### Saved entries
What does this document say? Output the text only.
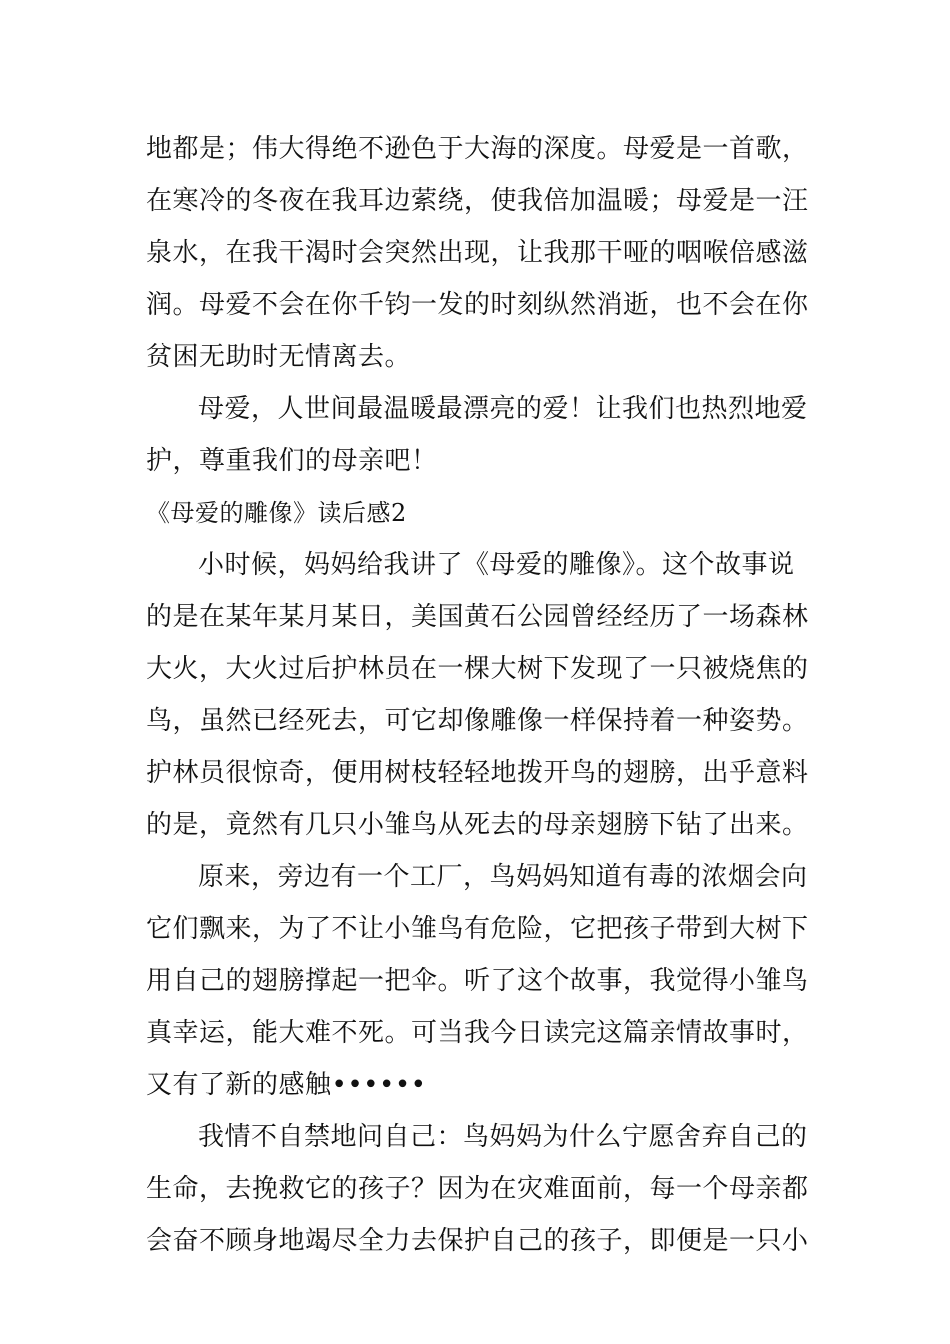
地都是；伟大得绝不逊色于大海的深度。母爱是一首歌，
在寒冷的冬夜在我耳边萦绕，使我倍加温暖；母爱是一汪
泉水，在我干渴时会突然出现，让我那干哑的咽喉倍感滋
润。母爱不会在你千钧一发的时刻纵然消逝，也不会在你
贫困无助时无情离去。
母爱，人世间最温暖最漂亮的爱！让我们也热烈地爱
护，尊重我们的母亲吧！
《母爱的雕像》读后感2
小时候，妈妈给我讲了《母爱的雕像》。这个故事说
的是在某年某月某日，美国黄石公园曾经经历了一场森林
大火，大火过后护林员在一棵大树下发现了一只被烧焦的
鸟，虽然已经死去，可它却像雕像一样保持着一种姿势。
护林员很惊奇，便用树枝轻轻地拨开鸟的翅膀，出乎意料
的是，竟然有几只小雏鸟从死去的母亲翅膀下钻了出来。
原来，旁边有一个工厂，鸟妈妈知道有毒的浓烟会向
它们飘来，为了不让小雏鸟有危险，它把孩子带到大树下
用自己的翅膀撑起一把伞。听了这个故事，我觉得小雏鸟
真幸运，能大难不死。可当我今日读完这篇亲情故事时，
又有了新的感触••••••
我情不自禁地问自己：鸟妈妈为什么宁愿舍弃自己的
生命，去挽救它的孩子？因为在灾难面前，每一个母亲都
会奋不顾身地竭尽全力去保护自己的孩子，即便是一只小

### WHAT YOU SHOULD DO
Exclude the pictures and transcribe all of the entries exactly.

### EXERCISE OUTPUT
What does this document say? Output the text only.
地都是；伟大得绝不逊色于大海的深度。母爱是一首歌，
在寒冷的冬夜在我耳边萦绕，使我倍加温暖；母爱是一汪
泉水，在我干渴时会突然出现，让我那干哑的咽喉倍感滋
润。母爱不会在你千钧一发的时刻纵然消逝，也不会在你
贫困无助时无情离去。
母爱，人世间最温暖最漂亮的爱！让我们也热烈地爱
护，尊重我们的母亲吧！
《母爱的雕像》读后感2
小时候，妈妈给我讲了《母爱的雕像》。这个故事说
的是在某年某月某日，美国黄石公园曾经经历了一场森林
大火，大火过后护林员在一棵大树下发现了一只被烧焦的
鸟，虽然已经死去，可它却像雕像一样保持着一种姿势。
护林员很惊奇，便用树枝轻轻地拨开鸟的翅膀，出乎意料
的是，竟然有几只小雏鸟从死去的母亲翅膀下钻了出来。
原来，旁边有一个工厂，鸟妈妈知道有毒的浓烟会向
它们飘来，为了不让小雏鸟有危险，它把孩子带到大树下
用自己的翅膀撑起一把伞。听了这个故事，我觉得小雏鸟
真幸运，能大难不死。可当我今日读完这篇亲情故事时，
又有了新的感触••••••
我情不自禁地问自己：鸟妈妈为什么宁愿舍弃自己的
生命，去挽救它的孩子？因为在灾难面前，每一个母亲都
会奋不顾身地竭尽全力去保护自己的孩子，即便是一只小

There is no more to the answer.